## Task goal
Copy the data exactly; pictures stay out of the copy.

---------- Records supplied ----------

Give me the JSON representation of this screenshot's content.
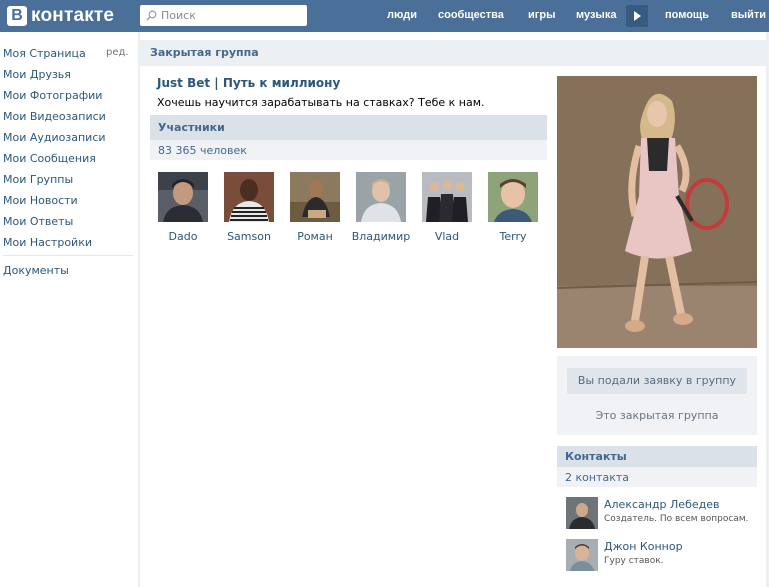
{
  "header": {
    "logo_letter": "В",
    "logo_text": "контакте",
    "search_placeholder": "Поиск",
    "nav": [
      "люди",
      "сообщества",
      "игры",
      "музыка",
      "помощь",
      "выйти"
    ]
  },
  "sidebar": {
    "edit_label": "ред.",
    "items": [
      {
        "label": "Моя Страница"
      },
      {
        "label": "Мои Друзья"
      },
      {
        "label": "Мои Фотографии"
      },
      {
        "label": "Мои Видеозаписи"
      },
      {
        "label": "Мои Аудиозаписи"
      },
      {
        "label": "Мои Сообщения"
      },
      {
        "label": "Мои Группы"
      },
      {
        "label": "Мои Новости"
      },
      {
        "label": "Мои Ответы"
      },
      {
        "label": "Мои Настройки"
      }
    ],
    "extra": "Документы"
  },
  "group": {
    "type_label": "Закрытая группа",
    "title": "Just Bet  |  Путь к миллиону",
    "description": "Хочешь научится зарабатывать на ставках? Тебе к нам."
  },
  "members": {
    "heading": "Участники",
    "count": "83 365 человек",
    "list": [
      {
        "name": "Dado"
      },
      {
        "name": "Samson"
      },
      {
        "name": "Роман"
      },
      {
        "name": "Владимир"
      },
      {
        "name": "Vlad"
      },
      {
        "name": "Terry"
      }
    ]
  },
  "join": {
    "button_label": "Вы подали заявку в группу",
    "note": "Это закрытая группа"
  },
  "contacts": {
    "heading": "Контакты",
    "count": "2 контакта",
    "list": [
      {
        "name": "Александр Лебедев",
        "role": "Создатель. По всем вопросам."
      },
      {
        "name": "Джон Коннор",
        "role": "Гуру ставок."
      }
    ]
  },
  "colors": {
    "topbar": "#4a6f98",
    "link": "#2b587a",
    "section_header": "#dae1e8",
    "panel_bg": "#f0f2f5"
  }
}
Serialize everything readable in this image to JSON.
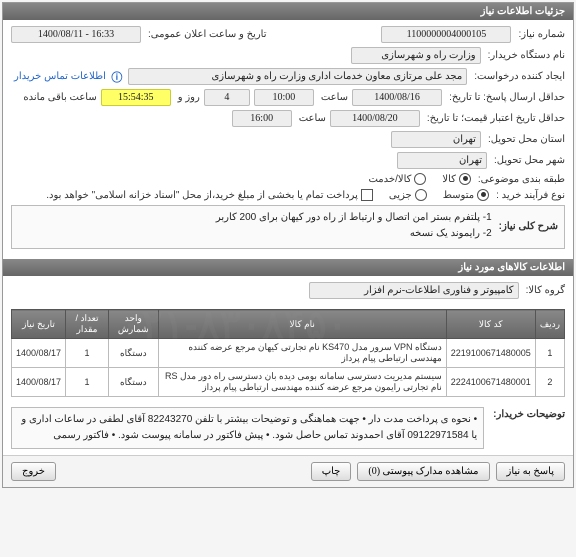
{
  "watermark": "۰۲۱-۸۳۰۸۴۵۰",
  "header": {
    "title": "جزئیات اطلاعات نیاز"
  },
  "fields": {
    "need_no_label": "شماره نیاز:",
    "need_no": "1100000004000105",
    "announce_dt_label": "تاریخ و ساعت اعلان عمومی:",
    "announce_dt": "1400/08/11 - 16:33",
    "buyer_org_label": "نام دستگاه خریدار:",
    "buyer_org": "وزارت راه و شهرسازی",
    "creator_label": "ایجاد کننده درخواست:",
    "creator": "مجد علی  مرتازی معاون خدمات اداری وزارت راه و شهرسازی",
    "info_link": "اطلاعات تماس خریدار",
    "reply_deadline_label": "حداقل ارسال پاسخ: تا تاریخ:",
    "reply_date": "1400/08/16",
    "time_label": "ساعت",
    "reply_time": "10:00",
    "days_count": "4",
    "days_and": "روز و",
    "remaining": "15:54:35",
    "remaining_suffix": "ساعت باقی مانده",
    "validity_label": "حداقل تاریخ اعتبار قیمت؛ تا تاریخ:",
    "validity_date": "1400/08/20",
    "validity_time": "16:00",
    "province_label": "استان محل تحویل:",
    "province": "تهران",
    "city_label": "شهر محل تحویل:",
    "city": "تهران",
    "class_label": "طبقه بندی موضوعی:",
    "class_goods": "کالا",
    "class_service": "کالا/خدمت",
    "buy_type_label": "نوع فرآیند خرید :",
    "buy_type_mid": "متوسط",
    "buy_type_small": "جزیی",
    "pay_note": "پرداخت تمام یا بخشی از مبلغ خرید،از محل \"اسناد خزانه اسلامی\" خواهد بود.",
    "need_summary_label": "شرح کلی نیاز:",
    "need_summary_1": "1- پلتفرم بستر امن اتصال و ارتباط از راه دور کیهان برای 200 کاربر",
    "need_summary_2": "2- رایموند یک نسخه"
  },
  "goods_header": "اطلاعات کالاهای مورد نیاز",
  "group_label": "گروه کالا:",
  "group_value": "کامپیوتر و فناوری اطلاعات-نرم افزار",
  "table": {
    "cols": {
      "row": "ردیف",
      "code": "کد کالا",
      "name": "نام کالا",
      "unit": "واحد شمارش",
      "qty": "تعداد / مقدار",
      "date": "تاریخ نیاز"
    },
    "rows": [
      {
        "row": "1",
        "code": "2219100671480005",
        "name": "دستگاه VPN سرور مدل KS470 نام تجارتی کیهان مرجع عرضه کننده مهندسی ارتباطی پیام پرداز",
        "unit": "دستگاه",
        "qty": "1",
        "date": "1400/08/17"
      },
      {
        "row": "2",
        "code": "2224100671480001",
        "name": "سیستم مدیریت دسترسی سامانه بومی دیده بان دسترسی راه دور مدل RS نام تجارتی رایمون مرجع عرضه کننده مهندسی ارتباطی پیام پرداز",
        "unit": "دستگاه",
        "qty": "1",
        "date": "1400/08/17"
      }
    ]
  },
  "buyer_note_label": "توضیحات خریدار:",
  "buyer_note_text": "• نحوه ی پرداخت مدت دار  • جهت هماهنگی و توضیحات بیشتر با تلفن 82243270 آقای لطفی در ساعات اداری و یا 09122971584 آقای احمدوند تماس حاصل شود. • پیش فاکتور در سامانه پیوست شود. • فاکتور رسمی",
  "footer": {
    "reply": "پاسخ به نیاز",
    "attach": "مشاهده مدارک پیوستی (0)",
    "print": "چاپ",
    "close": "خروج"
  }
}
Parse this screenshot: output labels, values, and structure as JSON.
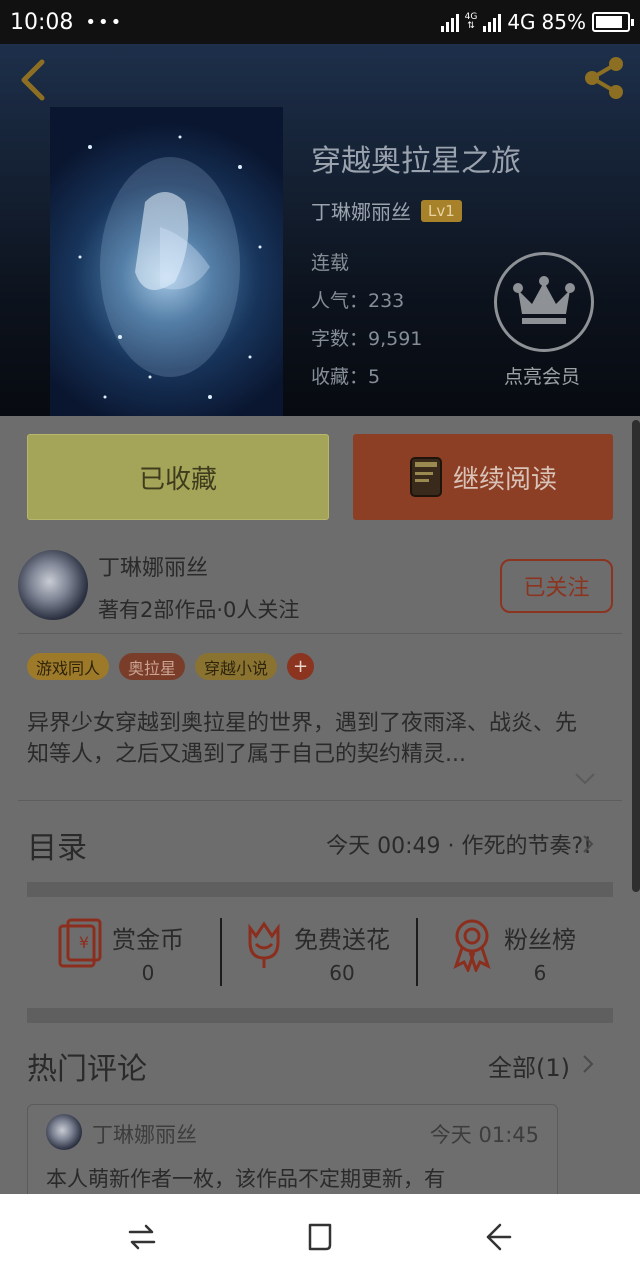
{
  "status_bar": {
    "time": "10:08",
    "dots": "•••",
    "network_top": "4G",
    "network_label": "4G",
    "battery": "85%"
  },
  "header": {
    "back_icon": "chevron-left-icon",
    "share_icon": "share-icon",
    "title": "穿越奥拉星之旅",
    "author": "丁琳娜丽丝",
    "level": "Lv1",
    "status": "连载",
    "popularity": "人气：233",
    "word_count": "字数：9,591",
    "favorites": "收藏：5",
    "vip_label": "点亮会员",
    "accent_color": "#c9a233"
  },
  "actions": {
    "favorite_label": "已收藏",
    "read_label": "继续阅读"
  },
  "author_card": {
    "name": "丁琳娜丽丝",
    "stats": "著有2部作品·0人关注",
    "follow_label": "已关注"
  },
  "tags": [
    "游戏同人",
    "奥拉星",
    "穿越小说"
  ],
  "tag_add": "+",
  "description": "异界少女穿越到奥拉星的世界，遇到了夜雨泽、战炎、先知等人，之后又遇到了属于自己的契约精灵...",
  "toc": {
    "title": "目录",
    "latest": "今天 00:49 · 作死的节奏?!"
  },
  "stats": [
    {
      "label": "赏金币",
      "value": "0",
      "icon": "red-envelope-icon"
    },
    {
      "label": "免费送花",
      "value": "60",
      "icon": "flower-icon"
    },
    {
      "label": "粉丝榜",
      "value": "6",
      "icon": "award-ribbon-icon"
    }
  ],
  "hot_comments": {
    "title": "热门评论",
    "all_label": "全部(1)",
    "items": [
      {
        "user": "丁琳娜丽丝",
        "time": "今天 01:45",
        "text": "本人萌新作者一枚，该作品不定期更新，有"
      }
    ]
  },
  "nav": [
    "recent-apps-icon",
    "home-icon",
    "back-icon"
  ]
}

----------

## Expected output
Give me the JSON representation of this screenshot's content.
{
  "header": {
    "logo_letter": "В",
    "logo_text": "контакте",
    "search_placeholder": "Поиск",
    "nav": [
      "люди",
      "сообщества",
      "игры",
      "музыка",
      "помощь",
      "выйти"
    ]
  },
  "sidebar": {
    "edit_label": "ред.",
    "items": [
      {
        "label": "Моя Страница"
      },
      {
        "label": "Мои Друзья"
      },
      {
        "label": "Мои Фотографии"
      },
      {
        "label": "Мои Видеозаписи"
      },
      {
        "label": "Мои Аудиозаписи"
      },
      {
        "label": "Мои Сообщения"
      },
      {
        "label": "Мои Группы"
      },
      {
        "label": "Мои Новости"
      },
      {
        "label": "Мои Ответы"
      },
      {
        "label": "Мои Настройки"
      }
    ],
    "extra": "Документы"
  },
  "group": {
    "type_label": "Закрытая группа",
    "title": "Just Bet  |  Путь к миллиону",
    "description": "Хочешь научится зарабатывать на ставках? Тебе к нам."
  },
  "members": {
    "heading": "Участники",
    "count": "83 365 человек",
    "list": [
      {
        "name": "Dado"
      },
      {
        "name": "Samson"
      },
      {
        "name": "Роман"
      },
      {
        "name": "Владимир"
      },
      {
        "name": "Vlad"
      },
      {
        "name": "Terry"
      }
    ]
  },
  "join": {
    "button_label": "Вы подали заявку в группу",
    "note": "Это закрытая группа"
  },
  "contacts": {
    "heading": "Контакты",
    "count": "2 контакта",
    "list": [
      {
        "name": "Александр Лебедев",
        "role": "Создатель. По всем вопросам."
      },
      {
        "name": "Джон Коннор",
        "role": "Гуру ставок."
      }
    ]
  },
  "colors": {
    "topbar": "#4a6f98",
    "link": "#2b587a",
    "section_header": "#dae1e8",
    "panel_bg": "#f0f2f5"
  }
}
Serialize everything readable in this image to JSON.
{
  "watermark": "۰۲۱-۸۳۰۸۴۵۰",
  "header": {
    "title": "جزئیات اطلاعات نیاز"
  },
  "fields": {
    "need_no_label": "شماره نیاز:",
    "need_no": "1100000004000105",
    "announce_dt_label": "تاریخ و ساعت اعلان عمومی:",
    "announce_dt": "1400/08/11 - 16:33",
    "buyer_org_label": "نام دستگاه خریدار:",
    "buyer_org": "وزارت راه و شهرسازی",
    "creator_label": "ایجاد کننده درخواست:",
    "creator": "مجد علی  مرتازی معاون خدمات اداری وزارت راه و شهرسازی",
    "info_link": "اطلاعات تماس خریدار",
    "reply_deadline_label": "حداقل ارسال پاسخ: تا تاریخ:",
    "reply_date": "1400/08/16",
    "time_label": "ساعت",
    "reply_time": "10:00",
    "days_count": "4",
    "days_and": "روز و",
    "remaining": "15:54:35",
    "remaining_suffix": "ساعت باقی مانده",
    "validity_label": "حداقل تاریخ اعتبار قیمت؛ تا تاریخ:",
    "validity_date": "1400/08/20",
    "validity_time": "16:00",
    "province_label": "استان محل تحویل:",
    "province": "تهران",
    "city_label": "شهر محل تحویل:",
    "city": "تهران",
    "class_label": "طبقه بندی موضوعی:",
    "class_goods": "کالا",
    "class_service": "کالا/خدمت",
    "buy_type_label": "نوع فرآیند خرید :",
    "buy_type_mid": "متوسط",
    "buy_type_small": "جزیی",
    "pay_note": "پرداخت تمام یا بخشی از مبلغ خرید،از محل \"اسناد خزانه اسلامی\" خواهد بود.",
    "need_summary_label": "شرح کلی نیاز:",
    "need_summary_1": "1- پلتفرم بستر امن اتصال و ارتباط از راه دور کیهان برای 200 کاربر",
    "need_summary_2": "2- رایموند یک نسخه"
  },
  "goods_header": "اطلاعات کالاهای مورد نیاز",
  "group_label": "گروه کالا:",
  "group_value": "کامپیوتر و فناوری اطلاعات-نرم افزار",
  "table": {
    "cols": {
      "row": "ردیف",
      "code": "کد کالا",
      "name": "نام کالا",
      "unit": "واحد شمارش",
      "qty": "تعداد / مقدار",
      "date": "تاریخ نیاز"
    },
    "rows": [
      {
        "row": "1",
        "code": "2219100671480005",
        "name": "دستگاه VPN سرور مدل KS470 نام تجارتی کیهان مرجع عرضه کننده مهندسی ارتباطی پیام پرداز",
        "unit": "دستگاه",
        "qty": "1",
        "date": "1400/08/17"
      },
      {
        "row": "2",
        "code": "2224100671480001",
        "name": "سیستم مدیریت دسترسی سامانه بومی دیده بان دسترسی راه دور مدل RS نام تجارتی رایمون مرجع عرضه کننده مهندسی ارتباطی پیام پرداز",
        "unit": "دستگاه",
        "qty": "1",
        "date": "1400/08/17"
      }
    ]
  },
  "buyer_note_label": "توضیحات خریدار:",
  "buyer_note_text": "• نحوه ی پرداخت مدت دار  • جهت هماهنگی و توضیحات بیشتر با تلفن 82243270 آقای لطفی در ساعات اداری و یا 09122971584 آقای احمدوند تماس حاصل شود. • پیش فاکتور در سامانه پیوست شود. • فاکتور رسمی",
  "footer": {
    "reply": "پاسخ به نیاز",
    "attach": "مشاهده مدارک پیوستی (0)",
    "print": "چاپ",
    "close": "خروج"
  }
}
Parse this screenshot: output labels, values, and structure as JSON.
{
  "status_bar": {
    "time": "10:08",
    "dots": "•••",
    "network_top": "4G",
    "network_label": "4G",
    "battery": "85%"
  },
  "header": {
    "back_icon": "chevron-left-icon",
    "share_icon": "share-icon",
    "title": "穿越奥拉星之旅",
    "author": "丁琳娜丽丝",
    "level": "Lv1",
    "status": "连载",
    "popularity": "人气：233",
    "word_count": "字数：9,591",
    "favorites": "收藏：5",
    "vip_label": "点亮会员",
    "accent_color": "#c9a233"
  },
  "actions": {
    "favorite_label": "已收藏",
    "read_label": "继续阅读"
  },
  "author_card": {
    "name": "丁琳娜丽丝",
    "stats": "著有2部作品·0人关注",
    "follow_label": "已关注"
  },
  "tags": [
    "游戏同人",
    "奥拉星",
    "穿越小说"
  ],
  "tag_add": "+",
  "description": "异界少女穿越到奥拉星的世界，遇到了夜雨泽、战炎、先知等人，之后又遇到了属于自己的契约精灵...",
  "toc": {
    "title": "目录",
    "latest": "今天 00:49 · 作死的节奏?!"
  },
  "stats": [
    {
      "label": "赏金币",
      "value": "0",
      "icon": "red-envelope-icon"
    },
    {
      "label": "免费送花",
      "value": "60",
      "icon": "flower-icon"
    },
    {
      "label": "粉丝榜",
      "value": "6",
      "icon": "award-ribbon-icon"
    }
  ],
  "hot_comments": {
    "title": "热门评论",
    "all_label": "全部(1)",
    "items": [
      {
        "user": "丁琳娜丽丝",
        "time": "今天 01:45",
        "text": "本人萌新作者一枚，该作品不定期更新，有"
      }
    ]
  },
  "nav": [
    "recent-apps-icon",
    "home-icon",
    "back-icon"
  ]
}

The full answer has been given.